Exercise aim: Every record should be written out exactly, please.

### Supplied records ###

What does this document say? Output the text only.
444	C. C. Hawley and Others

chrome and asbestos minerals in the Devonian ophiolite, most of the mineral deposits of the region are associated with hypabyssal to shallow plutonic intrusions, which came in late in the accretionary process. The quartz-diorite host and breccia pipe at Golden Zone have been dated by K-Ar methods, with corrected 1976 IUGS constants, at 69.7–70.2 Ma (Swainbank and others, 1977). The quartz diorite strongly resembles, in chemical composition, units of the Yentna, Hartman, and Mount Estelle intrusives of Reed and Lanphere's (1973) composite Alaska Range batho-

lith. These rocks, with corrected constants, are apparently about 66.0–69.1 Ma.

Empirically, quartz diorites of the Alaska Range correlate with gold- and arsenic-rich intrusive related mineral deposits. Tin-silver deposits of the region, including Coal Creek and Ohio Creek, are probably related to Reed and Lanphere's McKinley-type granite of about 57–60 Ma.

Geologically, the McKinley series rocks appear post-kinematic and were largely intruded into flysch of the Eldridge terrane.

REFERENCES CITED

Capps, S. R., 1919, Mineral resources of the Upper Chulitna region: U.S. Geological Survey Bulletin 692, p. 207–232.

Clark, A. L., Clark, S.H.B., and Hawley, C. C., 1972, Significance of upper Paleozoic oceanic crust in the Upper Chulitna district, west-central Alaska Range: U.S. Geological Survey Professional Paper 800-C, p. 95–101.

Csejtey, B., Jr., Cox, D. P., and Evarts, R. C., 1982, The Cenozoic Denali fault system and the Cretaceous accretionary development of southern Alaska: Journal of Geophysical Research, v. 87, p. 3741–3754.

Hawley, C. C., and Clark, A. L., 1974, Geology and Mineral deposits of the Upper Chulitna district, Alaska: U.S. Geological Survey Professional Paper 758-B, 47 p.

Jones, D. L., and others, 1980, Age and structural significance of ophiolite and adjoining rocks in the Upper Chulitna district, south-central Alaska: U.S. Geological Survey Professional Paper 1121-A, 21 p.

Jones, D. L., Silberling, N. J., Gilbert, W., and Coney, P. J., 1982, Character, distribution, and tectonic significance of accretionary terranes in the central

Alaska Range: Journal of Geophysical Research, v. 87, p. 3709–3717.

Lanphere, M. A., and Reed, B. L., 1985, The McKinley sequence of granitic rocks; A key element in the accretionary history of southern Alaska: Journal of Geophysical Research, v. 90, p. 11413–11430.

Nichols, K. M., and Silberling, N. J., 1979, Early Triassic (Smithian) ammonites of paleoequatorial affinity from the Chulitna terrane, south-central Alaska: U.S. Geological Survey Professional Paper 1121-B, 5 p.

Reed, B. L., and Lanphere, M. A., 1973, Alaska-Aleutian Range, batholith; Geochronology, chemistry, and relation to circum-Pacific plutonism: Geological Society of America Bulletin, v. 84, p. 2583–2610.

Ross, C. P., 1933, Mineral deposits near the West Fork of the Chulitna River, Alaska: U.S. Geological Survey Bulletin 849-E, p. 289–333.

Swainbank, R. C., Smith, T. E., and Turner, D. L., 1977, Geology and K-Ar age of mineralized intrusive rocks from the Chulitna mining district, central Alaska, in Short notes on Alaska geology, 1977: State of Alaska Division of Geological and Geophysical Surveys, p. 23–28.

###

Result of the exercise:
What does this document say? Output the text only.
444	C. C. Hawley and Others

chrome and asbestos minerals in the Devonian ophiolite, most of the mineral deposits of the region are associated with hypabyssal to shallow plutonic intrusions, which came in late in the accretionary process. The quartz-diorite host and breccia pipe at Golden Zone have been dated by K-Ar methods, with corrected 1976 IUGS constants, at 69.7–70.2 Ma (Swainbank and others, 1977). The quartz diorite strongly resembles, in chemical composition, units of the Yentna, Hartman, and Mount Estelle intrusives of Reed and Lanphere's (1973) composite Alaska Range batho-

lith. These rocks, with corrected constants, are apparently about 66.0–69.1 Ma.

Empirically, quartz diorites of the Alaska Range correlate with gold- and arsenic-rich intrusive related mineral deposits. Tin-silver deposits of the region, including Coal Creek and Ohio Creek, are probably related to Reed and Lanphere's McKinley-type granite of about 57–60 Ma.

Geologically, the McKinley series rocks appear post-kinematic and were largely intruded into flysch of the Eldridge terrane.

REFERENCES CITED

Capps, S. R., 1919, Mineral resources of the Upper Chulitna region: U.S. Geological Survey Bulletin 692, p. 207–232.

Clark, A. L., Clark, S.H.B., and Hawley, C. C., 1972, Significance of upper Paleozoic oceanic crust in the Upper Chulitna district, west-central Alaska Range: U.S. Geological Survey Professional Paper 800-C, p. 95–101.

Csejtey, B., Jr., Cox, D. P., and Evarts, R. C., 1982, The Cenozoic Denali fault system and the Cretaceous accretionary development of southern Alaska: Journal of Geophysical Research, v. 87, p. 3741–3754.

Hawley, C. C., and Clark, A. L., 1974, Geology and Mineral deposits of the Upper Chulitna district, Alaska: U.S. Geological Survey Professional Paper 758-B, 47 p.

Jones, D. L., and others, 1980, Age and structural significance of ophiolite and adjoining rocks in the Upper Chulitna district, south-central Alaska: U.S. Geological Survey Professional Paper 1121-A, 21 p.

Jones, D. L., Silberling, N. J., Gilbert, W., and Coney, P. J., 1982, Character, distribution, and tectonic significance of accretionary terranes in the central

Alaska Range: Journal of Geophysical Research, v. 87, p. 3709–3717.

Lanphere, M. A., and Reed, B. L., 1985, The McKinley sequence of granitic rocks; A key element in the accretionary history of southern Alaska: Journal of Geophysical Research, v. 90, p. 11413–11430.

Nichols, K. M., and Silberling, N. J., 1979, Early Triassic (Smithian) ammonites of paleoequatorial affinity from the Chulitna terrane, south-central Alaska: U.S. Geological Survey Professional Paper 1121-B, 5 p.

Reed, B. L., and Lanphere, M. A., 1973, Alaska-Aleutian Range, batholith; Geochronology, chemistry, and relation to circum-Pacific plutonism: Geological Society of America Bulletin, v. 84, p. 2583–2610.

Ross, C. P., 1933, Mineral deposits near the West Fork of the Chulitna River, Alaska: U.S. Geological Survey Bulletin 849-E, p. 289–333.

Swainbank, R. C., Smith, T. E., and Turner, D. L., 1977, Geology and K-Ar age of mineralized intrusive rocks from the Chulitna mining district, central Alaska, in Short notes on Alaska geology, 1977: State of Alaska Division of Geological and Geophysical Surveys, p. 23–28.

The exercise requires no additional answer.